Data records

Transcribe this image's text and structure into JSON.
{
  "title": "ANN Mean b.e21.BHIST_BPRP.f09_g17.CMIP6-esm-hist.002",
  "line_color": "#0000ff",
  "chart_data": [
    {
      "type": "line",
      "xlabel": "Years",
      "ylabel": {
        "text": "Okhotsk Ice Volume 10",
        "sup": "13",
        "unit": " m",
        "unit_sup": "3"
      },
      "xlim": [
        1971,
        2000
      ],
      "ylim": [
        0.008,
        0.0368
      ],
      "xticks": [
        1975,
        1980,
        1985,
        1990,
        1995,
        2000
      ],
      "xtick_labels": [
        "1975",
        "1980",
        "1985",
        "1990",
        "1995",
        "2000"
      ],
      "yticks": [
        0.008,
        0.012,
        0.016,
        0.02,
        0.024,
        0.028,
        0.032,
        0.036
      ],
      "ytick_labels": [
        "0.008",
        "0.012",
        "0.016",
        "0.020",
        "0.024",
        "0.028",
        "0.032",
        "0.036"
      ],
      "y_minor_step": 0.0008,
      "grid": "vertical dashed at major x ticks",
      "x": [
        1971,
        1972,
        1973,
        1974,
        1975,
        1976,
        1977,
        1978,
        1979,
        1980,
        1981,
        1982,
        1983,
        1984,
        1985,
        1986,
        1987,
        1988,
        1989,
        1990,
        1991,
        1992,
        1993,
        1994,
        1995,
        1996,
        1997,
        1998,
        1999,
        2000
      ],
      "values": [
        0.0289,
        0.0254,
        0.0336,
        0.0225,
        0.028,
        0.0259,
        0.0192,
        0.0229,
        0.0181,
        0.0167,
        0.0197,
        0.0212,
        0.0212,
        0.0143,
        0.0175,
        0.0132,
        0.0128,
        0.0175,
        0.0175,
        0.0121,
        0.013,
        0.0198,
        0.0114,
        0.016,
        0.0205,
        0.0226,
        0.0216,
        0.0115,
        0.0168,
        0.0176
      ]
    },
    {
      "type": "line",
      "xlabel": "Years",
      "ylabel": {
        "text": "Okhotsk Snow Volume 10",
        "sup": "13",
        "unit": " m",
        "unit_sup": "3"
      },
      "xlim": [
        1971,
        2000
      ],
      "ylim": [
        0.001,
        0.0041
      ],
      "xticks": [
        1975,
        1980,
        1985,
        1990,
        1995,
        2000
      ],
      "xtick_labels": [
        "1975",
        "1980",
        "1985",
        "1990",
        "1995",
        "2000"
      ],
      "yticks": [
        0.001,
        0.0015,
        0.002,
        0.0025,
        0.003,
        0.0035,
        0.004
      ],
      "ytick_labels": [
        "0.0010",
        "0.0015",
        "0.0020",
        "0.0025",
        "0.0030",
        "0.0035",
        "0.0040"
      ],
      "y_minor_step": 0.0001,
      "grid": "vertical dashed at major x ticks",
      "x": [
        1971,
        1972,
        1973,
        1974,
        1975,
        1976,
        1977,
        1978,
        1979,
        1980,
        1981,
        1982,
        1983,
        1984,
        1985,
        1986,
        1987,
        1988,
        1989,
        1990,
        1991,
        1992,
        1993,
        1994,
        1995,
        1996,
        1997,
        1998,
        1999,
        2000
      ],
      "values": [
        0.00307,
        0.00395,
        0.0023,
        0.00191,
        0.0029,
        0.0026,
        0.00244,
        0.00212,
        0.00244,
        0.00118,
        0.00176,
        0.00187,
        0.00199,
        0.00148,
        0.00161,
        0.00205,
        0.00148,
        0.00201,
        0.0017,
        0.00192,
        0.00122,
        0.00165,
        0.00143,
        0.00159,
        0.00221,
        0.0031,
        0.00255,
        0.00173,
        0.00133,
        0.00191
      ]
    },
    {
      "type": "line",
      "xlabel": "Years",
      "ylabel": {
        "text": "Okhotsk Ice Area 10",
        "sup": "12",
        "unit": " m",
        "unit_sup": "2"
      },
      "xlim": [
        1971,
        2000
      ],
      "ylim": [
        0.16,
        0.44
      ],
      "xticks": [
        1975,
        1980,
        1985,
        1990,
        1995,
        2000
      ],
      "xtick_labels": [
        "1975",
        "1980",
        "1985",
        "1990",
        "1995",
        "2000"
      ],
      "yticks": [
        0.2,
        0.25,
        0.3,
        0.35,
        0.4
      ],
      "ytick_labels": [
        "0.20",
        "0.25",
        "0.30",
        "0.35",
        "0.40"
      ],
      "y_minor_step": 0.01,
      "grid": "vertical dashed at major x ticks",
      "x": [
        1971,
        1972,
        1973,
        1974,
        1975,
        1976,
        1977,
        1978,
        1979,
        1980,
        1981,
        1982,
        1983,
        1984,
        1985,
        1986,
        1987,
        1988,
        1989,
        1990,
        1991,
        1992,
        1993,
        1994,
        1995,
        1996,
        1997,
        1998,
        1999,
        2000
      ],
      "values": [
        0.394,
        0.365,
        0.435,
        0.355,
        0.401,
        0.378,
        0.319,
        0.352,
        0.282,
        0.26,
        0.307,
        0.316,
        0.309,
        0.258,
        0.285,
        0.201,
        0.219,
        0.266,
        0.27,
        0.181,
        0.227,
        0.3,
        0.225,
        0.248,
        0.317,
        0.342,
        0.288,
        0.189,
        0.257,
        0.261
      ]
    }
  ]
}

• **INSTRUCTIONS TO FOLLOW**: Scan the records for the string "Okhotsk". Copy each line in which it appears.

• **EXERCISE ANSWER**:
        "text": "Okhotsk Ice Volume 10",
        "text": "Okhotsk Snow Volume 10",
        "text": "Okhotsk Ice Area 10",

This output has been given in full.